What you have to do: In the entries below, find the lines with the word "Remove" and copy them.

Record list:
- - - - -

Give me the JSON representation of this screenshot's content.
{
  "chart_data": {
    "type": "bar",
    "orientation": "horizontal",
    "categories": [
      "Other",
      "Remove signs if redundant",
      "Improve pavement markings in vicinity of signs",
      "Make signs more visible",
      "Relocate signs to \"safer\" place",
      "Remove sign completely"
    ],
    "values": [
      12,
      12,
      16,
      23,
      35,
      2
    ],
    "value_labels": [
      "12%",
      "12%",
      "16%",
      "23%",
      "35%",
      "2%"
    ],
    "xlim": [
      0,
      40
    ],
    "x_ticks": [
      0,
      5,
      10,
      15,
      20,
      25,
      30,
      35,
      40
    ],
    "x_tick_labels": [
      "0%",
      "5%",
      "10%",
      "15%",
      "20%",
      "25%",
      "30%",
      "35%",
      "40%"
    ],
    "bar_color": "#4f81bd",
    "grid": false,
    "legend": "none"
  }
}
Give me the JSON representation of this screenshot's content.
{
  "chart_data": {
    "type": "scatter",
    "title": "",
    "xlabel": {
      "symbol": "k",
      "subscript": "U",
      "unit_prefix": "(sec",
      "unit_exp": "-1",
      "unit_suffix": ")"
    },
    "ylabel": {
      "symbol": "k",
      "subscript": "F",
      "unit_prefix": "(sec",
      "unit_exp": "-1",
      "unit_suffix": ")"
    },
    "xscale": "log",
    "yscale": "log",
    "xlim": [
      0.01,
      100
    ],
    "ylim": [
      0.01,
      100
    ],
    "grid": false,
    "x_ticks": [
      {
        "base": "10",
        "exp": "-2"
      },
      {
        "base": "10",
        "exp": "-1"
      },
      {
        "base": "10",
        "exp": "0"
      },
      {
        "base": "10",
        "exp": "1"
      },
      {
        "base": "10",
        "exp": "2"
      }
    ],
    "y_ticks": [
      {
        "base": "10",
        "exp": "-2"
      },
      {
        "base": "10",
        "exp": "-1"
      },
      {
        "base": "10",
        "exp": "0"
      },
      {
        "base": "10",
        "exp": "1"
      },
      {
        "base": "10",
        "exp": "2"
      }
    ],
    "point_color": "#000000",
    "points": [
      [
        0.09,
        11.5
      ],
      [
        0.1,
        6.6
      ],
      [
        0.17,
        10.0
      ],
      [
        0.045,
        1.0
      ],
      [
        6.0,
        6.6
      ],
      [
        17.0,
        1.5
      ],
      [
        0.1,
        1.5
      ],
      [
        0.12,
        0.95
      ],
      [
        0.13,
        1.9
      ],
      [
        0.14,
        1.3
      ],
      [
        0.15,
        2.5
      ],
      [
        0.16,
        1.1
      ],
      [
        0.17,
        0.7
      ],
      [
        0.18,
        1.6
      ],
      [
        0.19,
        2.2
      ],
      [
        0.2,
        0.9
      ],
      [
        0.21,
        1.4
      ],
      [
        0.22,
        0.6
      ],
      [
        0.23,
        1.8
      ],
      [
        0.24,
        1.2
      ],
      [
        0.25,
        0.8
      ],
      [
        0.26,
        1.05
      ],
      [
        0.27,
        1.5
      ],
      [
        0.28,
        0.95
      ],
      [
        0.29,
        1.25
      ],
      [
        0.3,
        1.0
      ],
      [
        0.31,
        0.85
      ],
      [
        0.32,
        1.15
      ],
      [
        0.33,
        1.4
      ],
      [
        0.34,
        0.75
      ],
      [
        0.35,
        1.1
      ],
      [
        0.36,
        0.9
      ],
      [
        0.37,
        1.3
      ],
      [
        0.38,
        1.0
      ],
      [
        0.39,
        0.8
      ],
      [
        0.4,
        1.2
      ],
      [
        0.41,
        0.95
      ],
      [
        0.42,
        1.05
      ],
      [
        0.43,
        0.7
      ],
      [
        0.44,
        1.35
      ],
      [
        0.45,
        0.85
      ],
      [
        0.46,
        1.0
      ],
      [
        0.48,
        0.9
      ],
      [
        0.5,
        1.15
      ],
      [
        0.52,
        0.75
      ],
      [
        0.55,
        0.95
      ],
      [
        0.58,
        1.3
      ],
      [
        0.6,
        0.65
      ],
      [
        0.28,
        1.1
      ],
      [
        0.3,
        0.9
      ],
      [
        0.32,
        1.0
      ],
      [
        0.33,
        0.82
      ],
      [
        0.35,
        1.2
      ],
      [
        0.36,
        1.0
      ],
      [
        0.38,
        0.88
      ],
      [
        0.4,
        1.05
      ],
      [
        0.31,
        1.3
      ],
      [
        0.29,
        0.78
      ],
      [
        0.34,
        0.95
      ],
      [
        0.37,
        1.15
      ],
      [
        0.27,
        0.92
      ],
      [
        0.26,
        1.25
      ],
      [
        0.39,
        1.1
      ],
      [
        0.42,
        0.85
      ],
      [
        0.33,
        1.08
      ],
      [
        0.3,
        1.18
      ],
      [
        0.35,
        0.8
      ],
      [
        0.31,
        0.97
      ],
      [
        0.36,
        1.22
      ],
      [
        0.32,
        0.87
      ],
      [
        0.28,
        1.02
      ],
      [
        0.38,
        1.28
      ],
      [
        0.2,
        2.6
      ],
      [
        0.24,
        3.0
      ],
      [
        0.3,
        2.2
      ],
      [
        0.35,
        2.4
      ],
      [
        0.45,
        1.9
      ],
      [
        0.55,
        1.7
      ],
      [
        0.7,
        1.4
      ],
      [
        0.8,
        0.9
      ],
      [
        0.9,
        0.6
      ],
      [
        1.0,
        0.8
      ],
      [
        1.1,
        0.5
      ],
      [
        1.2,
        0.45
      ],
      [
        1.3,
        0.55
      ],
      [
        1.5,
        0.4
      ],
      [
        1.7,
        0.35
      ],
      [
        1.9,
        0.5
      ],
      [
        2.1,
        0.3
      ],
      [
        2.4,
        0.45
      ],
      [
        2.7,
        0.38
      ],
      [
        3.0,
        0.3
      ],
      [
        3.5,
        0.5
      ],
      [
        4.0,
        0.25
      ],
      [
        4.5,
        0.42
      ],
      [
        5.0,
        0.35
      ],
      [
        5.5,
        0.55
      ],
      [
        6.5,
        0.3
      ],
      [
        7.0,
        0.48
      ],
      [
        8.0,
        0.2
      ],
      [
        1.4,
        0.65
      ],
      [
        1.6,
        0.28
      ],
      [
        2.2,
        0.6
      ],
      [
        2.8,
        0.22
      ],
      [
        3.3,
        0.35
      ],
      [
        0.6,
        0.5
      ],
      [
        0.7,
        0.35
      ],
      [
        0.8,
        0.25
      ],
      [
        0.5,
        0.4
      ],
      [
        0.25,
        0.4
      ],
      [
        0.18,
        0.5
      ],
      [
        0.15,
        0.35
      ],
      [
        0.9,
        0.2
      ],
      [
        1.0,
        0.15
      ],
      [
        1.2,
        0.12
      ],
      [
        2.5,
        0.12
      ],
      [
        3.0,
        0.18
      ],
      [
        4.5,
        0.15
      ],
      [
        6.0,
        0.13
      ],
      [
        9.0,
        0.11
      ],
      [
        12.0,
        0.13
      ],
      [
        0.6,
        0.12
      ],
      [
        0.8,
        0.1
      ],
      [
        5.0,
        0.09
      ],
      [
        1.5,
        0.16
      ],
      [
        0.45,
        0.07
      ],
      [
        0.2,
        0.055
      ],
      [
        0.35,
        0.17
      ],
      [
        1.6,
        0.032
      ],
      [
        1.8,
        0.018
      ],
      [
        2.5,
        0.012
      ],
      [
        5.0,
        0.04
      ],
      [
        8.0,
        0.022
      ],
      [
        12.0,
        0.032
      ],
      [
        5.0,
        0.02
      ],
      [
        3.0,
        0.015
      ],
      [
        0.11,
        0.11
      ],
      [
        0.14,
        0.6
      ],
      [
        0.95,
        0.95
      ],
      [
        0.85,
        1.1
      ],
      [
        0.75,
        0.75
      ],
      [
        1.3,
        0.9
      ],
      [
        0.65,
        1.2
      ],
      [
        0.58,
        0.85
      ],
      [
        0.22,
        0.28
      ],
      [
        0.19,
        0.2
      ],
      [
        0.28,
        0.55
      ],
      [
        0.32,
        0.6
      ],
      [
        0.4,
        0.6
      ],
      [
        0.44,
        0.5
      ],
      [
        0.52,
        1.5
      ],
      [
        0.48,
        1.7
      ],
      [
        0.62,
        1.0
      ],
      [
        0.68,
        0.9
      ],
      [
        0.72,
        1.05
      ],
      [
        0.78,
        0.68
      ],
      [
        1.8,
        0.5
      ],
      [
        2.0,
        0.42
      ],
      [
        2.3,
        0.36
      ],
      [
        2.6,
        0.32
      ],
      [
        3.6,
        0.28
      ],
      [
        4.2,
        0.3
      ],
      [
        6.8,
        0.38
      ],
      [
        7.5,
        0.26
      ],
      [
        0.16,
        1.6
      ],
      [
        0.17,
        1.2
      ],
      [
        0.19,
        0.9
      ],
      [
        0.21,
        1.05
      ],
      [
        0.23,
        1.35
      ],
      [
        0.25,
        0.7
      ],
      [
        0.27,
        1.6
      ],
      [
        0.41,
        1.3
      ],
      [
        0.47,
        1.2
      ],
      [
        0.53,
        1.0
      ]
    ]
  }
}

- - - - -

Correct answer:
      "Remove signs if redundant",
      "Remove sign completely"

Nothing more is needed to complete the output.